Report only how many lines hold the word "природных".
============================================================
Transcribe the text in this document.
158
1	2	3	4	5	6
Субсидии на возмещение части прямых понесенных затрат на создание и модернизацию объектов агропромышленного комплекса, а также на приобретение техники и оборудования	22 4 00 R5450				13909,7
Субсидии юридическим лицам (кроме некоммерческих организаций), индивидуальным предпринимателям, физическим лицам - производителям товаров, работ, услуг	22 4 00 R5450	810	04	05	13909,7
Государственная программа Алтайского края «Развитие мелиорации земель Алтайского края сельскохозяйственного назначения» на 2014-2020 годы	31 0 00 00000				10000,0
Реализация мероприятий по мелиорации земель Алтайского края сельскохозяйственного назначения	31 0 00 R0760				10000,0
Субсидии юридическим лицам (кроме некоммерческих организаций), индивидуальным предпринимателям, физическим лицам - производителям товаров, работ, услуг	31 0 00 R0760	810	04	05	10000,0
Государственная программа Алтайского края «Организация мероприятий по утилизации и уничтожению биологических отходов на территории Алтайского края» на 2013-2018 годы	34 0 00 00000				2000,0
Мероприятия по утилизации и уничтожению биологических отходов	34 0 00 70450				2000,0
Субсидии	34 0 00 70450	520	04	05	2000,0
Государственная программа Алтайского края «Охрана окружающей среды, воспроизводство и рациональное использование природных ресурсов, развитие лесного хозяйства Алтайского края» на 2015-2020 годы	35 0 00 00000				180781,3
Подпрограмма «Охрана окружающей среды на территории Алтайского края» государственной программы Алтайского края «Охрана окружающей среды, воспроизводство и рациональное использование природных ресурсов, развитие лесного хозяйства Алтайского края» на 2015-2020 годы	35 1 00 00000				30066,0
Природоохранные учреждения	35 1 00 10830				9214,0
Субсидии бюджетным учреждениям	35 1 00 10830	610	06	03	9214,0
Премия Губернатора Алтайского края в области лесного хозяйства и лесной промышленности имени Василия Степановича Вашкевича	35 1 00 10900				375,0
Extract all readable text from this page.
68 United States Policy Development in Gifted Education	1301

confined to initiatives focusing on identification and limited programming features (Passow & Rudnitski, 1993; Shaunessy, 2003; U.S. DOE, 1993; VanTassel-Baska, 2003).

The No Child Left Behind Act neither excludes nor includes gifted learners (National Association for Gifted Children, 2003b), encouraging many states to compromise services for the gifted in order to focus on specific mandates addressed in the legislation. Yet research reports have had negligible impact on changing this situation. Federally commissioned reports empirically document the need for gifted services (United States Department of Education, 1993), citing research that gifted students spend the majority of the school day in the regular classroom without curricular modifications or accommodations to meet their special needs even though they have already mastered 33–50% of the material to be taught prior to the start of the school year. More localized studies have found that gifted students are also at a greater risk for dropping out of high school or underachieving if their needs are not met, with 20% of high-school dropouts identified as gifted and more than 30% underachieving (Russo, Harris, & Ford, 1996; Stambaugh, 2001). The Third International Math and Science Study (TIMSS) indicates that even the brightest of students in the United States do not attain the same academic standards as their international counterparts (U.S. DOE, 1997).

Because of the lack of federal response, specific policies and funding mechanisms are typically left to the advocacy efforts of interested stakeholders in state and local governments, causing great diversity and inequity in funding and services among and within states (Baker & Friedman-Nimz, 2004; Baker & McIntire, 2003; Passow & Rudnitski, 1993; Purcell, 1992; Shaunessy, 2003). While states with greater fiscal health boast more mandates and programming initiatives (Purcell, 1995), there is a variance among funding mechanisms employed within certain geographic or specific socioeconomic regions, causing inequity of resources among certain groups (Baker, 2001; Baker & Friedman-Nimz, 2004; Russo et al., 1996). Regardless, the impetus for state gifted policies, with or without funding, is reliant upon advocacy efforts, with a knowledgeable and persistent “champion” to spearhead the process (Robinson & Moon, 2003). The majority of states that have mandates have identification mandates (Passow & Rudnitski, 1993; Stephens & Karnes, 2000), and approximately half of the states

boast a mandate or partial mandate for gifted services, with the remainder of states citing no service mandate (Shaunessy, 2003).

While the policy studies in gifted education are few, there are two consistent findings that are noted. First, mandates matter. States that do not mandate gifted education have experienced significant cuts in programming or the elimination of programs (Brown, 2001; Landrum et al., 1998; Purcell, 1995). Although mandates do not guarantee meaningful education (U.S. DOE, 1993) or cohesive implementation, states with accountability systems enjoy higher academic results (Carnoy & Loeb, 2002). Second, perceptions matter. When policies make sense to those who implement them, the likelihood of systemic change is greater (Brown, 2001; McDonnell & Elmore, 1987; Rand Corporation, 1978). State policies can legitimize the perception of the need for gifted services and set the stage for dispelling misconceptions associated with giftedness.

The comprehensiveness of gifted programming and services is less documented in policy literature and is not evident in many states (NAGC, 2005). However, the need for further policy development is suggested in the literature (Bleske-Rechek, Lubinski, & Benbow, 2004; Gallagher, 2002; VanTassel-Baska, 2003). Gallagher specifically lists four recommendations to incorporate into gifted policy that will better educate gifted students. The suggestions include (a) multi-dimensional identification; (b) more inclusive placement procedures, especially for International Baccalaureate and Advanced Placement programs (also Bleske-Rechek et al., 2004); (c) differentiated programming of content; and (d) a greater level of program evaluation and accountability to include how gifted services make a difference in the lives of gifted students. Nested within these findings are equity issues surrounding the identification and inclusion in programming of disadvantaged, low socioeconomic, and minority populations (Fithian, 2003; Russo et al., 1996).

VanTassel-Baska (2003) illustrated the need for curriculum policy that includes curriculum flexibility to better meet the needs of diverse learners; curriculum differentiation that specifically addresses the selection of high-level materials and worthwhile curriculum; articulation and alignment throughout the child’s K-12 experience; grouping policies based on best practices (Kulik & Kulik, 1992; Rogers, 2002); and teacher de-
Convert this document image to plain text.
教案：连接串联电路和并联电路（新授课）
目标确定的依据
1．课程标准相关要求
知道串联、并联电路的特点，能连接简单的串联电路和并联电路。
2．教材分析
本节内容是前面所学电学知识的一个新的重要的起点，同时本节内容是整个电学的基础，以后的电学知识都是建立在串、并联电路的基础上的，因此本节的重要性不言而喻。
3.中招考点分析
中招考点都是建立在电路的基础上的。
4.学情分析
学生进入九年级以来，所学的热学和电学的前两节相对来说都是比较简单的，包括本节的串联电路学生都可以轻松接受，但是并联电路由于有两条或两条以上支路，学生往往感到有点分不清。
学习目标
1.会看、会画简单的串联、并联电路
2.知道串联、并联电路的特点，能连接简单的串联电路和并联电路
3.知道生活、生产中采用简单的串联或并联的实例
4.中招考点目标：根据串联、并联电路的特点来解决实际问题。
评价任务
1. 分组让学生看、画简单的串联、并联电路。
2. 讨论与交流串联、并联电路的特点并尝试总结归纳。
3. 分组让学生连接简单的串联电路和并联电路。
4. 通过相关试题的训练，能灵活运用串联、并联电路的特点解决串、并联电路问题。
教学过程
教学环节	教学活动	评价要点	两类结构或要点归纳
============================================================
§ **IN RESPONSE**
2